**Do this**
Find every line in the records that holds the string "ОПЛАТА". Copy each one.

(Dataset records)
::::

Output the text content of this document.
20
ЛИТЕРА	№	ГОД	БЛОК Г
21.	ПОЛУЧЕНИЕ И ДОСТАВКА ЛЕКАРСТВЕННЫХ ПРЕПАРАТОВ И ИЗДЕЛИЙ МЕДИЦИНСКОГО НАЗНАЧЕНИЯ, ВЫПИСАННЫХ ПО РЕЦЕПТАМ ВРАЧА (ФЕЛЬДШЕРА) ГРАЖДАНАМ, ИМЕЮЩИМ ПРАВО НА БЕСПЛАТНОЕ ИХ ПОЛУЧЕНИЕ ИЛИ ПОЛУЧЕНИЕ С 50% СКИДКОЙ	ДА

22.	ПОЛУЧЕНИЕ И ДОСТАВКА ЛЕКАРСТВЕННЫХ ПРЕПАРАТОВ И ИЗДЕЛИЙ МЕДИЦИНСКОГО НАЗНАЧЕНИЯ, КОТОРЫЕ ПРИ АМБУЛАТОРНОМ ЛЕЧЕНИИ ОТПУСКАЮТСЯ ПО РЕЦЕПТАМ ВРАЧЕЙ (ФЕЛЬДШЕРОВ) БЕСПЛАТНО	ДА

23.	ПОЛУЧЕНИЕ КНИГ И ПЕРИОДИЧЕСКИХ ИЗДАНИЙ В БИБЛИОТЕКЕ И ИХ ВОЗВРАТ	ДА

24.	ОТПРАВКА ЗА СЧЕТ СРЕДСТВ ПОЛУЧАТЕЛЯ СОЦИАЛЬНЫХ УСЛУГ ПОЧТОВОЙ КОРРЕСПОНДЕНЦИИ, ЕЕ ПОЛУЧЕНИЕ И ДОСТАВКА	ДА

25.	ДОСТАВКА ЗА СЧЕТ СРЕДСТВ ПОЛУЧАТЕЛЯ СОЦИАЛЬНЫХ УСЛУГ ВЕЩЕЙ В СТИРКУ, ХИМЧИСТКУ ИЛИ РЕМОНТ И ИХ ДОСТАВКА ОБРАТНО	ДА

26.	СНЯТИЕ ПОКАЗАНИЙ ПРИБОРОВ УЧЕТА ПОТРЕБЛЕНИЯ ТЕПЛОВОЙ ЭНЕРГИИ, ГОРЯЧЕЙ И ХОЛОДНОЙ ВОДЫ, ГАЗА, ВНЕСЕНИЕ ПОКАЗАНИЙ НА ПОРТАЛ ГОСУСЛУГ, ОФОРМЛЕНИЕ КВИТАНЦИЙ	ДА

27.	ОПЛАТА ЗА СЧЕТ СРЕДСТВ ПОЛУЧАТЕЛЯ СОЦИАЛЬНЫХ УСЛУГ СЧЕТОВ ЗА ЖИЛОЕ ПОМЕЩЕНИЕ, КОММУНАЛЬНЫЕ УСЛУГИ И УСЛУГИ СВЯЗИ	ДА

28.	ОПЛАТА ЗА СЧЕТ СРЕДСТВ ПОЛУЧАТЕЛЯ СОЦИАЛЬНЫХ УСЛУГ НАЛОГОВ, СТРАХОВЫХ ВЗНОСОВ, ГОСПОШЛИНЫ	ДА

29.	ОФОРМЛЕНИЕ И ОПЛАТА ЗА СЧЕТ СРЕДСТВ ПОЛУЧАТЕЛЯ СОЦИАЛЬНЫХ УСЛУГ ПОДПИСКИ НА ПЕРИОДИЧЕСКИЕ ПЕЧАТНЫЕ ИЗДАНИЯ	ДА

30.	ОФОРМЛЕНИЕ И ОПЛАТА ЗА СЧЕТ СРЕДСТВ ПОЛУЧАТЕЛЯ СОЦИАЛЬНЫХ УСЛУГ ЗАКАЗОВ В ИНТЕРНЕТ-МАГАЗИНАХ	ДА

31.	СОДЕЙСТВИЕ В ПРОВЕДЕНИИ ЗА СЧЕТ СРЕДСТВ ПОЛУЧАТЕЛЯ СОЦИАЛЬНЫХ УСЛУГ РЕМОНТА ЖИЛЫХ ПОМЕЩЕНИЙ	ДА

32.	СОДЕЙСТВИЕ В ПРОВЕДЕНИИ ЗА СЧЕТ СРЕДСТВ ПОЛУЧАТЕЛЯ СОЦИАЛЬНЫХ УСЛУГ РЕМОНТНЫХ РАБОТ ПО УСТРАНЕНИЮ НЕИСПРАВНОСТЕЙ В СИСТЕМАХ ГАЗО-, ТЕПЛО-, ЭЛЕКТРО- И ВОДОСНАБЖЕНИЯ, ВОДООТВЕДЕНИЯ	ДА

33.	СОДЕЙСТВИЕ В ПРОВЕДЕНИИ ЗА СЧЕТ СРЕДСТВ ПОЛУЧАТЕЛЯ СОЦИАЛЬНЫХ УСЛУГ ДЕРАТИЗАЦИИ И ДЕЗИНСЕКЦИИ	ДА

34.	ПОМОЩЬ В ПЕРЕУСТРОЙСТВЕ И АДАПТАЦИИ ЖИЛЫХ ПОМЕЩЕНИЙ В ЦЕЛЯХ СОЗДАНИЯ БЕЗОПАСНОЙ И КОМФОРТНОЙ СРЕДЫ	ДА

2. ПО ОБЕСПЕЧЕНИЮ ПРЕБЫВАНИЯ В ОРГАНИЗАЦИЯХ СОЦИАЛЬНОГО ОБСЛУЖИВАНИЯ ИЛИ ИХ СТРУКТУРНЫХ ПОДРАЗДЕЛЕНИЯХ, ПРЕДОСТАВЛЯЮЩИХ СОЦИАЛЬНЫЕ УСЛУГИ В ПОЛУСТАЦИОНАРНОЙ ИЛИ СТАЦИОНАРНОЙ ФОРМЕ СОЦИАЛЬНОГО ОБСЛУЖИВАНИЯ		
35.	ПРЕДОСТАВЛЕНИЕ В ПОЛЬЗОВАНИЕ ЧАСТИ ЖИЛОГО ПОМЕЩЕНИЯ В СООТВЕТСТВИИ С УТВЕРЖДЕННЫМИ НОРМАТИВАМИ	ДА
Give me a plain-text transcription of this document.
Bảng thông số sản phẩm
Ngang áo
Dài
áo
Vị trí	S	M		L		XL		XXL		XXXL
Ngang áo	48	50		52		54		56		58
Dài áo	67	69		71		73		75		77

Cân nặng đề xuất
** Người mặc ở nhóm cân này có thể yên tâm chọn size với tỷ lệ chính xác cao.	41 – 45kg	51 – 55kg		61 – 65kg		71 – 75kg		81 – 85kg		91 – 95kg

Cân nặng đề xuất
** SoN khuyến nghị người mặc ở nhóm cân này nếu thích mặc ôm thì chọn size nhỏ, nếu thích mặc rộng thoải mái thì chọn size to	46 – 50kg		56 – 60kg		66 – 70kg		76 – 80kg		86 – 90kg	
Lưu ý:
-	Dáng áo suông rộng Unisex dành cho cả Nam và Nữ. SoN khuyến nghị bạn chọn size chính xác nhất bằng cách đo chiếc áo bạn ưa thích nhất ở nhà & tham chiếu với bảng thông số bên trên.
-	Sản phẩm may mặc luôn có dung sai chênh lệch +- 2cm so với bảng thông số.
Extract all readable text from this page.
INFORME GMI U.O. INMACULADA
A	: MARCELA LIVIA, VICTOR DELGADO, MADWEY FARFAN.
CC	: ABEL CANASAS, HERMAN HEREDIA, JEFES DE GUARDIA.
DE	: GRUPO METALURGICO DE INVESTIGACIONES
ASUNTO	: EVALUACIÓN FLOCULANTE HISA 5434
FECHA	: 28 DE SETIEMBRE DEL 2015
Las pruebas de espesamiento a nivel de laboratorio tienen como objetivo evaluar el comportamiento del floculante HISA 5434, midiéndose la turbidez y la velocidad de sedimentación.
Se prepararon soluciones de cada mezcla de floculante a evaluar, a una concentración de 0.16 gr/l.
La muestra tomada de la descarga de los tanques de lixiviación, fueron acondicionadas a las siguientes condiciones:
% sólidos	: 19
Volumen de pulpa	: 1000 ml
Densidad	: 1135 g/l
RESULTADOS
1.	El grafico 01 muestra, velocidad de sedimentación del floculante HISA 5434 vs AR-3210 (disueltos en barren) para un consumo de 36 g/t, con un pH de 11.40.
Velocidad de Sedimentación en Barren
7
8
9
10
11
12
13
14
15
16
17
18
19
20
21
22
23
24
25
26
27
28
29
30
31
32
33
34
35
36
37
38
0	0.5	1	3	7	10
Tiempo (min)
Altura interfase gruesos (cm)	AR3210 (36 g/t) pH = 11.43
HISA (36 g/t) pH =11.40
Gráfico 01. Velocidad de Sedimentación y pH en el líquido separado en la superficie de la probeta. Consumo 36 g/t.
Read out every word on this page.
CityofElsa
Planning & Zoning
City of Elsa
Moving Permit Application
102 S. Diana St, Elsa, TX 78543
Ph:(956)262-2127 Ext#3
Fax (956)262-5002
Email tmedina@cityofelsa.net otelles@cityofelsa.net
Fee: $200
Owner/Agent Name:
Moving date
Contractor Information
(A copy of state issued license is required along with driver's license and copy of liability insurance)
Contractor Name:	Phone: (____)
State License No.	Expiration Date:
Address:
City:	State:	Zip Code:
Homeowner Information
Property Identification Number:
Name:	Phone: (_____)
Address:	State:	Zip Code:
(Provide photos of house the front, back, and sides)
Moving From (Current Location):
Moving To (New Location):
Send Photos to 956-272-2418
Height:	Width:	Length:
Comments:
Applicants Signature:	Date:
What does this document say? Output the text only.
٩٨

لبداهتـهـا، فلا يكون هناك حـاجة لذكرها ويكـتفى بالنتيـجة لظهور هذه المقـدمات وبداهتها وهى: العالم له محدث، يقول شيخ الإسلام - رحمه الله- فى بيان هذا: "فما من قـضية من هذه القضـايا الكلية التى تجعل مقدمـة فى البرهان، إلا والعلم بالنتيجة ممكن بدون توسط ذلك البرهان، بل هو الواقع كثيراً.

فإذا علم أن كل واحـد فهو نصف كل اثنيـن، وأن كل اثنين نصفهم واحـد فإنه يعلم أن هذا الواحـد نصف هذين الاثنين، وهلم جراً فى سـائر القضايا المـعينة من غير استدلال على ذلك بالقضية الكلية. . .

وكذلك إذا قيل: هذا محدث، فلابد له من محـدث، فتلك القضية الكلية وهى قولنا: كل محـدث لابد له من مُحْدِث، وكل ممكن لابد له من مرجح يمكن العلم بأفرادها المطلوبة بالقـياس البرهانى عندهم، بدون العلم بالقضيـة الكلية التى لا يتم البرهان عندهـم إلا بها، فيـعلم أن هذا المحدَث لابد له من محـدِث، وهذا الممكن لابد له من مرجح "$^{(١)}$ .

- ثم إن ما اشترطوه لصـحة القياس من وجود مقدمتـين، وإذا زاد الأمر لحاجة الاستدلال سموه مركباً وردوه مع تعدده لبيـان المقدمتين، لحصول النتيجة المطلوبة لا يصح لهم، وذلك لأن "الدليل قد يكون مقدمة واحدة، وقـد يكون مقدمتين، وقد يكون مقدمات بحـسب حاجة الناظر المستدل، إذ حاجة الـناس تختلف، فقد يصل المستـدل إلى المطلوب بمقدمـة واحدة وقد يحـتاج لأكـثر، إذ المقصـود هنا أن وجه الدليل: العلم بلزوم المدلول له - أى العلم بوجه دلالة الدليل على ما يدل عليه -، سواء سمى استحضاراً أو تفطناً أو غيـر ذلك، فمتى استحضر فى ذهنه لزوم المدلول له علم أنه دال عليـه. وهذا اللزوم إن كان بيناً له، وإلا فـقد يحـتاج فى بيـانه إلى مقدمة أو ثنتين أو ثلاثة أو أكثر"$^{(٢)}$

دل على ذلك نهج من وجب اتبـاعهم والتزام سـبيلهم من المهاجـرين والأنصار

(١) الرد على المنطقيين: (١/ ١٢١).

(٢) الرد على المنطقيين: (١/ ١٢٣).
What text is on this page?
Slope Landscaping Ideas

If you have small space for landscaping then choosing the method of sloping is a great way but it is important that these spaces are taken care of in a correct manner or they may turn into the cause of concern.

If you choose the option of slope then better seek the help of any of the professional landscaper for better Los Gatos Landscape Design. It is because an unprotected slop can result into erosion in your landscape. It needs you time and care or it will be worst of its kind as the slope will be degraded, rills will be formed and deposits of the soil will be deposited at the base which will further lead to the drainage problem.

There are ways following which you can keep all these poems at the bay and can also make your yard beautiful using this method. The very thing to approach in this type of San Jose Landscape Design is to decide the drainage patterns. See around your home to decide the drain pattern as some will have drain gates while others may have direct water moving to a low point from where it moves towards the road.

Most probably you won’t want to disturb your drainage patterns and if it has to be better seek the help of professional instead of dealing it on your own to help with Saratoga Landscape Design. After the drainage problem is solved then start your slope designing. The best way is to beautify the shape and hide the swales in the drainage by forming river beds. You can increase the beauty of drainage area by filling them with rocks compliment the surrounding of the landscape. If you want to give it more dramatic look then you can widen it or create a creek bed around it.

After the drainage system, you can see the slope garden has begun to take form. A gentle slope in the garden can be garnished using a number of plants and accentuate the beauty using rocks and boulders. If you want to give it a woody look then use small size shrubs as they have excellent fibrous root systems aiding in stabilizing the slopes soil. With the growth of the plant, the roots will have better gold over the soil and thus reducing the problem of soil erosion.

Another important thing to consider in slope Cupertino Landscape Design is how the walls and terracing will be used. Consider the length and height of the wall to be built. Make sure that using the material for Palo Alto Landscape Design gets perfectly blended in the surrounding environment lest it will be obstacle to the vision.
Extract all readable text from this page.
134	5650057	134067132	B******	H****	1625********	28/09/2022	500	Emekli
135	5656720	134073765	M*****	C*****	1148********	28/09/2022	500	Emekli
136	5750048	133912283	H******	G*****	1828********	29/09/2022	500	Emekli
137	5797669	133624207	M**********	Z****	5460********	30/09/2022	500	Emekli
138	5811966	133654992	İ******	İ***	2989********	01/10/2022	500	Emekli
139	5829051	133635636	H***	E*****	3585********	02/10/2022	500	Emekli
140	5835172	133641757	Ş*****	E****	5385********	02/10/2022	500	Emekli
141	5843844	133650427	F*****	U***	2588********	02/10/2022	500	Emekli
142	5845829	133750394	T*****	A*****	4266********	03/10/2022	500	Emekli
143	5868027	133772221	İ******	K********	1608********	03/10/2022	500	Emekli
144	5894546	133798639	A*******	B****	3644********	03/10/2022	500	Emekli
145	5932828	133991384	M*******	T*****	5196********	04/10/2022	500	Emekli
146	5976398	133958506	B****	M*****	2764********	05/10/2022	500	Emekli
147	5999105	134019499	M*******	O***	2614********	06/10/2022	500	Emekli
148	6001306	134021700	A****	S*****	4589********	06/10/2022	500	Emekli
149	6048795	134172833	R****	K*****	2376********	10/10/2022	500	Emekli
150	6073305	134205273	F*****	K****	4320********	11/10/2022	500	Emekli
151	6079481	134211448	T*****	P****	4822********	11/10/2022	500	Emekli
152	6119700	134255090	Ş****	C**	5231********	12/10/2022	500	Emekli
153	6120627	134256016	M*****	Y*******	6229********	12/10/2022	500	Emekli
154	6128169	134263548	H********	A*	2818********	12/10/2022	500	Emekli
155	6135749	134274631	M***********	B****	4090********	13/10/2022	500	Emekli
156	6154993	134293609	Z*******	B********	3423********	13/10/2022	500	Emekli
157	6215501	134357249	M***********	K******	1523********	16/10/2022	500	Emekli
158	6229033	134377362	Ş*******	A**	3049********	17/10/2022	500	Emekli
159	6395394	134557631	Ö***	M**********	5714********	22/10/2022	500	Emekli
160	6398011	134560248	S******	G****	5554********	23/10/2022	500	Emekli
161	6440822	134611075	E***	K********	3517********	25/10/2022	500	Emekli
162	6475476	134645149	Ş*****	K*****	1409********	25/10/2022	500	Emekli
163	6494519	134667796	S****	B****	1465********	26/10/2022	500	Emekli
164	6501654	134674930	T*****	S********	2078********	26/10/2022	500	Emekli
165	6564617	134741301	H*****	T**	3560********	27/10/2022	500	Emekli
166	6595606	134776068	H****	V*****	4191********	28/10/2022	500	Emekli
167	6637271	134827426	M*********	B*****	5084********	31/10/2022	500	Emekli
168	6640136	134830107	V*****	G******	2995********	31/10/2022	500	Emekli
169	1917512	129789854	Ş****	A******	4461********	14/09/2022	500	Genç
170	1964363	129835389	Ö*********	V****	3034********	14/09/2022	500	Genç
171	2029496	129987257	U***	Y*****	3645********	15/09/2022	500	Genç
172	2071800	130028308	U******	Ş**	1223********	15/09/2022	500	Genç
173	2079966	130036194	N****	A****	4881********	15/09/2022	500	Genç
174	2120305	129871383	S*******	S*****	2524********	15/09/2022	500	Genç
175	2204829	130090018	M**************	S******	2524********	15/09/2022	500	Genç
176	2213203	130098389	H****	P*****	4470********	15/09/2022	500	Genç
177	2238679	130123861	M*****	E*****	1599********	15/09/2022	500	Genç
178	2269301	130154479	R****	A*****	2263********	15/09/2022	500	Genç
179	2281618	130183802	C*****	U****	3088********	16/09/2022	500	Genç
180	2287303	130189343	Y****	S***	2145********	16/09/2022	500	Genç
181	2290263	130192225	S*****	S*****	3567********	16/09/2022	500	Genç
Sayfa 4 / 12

::::

**Right answer**
27.	ОПЛАТА ЗА СЧЕТ СРЕДСТВ ПОЛУЧАТЕЛЯ СОЦИАЛЬНЫХ УСЛУГ СЧЕТОВ ЗА ЖИЛОЕ ПОМЕЩЕНИЕ, КОММУНАЛЬНЫЕ УСЛУГИ И УСЛУГИ СВЯЗИ	ДА
28.	ОПЛАТА ЗА СЧЕТ СРЕДСТВ ПОЛУЧАТЕЛЯ СОЦИАЛЬНЫХ УСЛУГ НАЛОГОВ, СТРАХОВЫХ ВЗНОСОВ, ГОСПОШЛИНЫ	ДА
29.	ОФОРМЛЕНИЕ И ОПЛАТА ЗА СЧЕТ СРЕДСТВ ПОЛУЧАТЕЛЯ СОЦИАЛЬНЫХ УСЛУГ ПОДПИСКИ НА ПЕРИОДИЧЕСКИЕ ПЕЧАТНЫЕ ИЗДАНИЯ	ДА
30.	ОФОРМЛЕНИЕ И ОПЛАТА ЗА СЧЕТ СРЕДСТВ ПОЛУЧАТЕЛЯ СОЦИАЛЬНЫХ УСЛУГ ЗАКАЗОВ В ИНТЕРНЕТ-МАГАЗИНАХ	ДА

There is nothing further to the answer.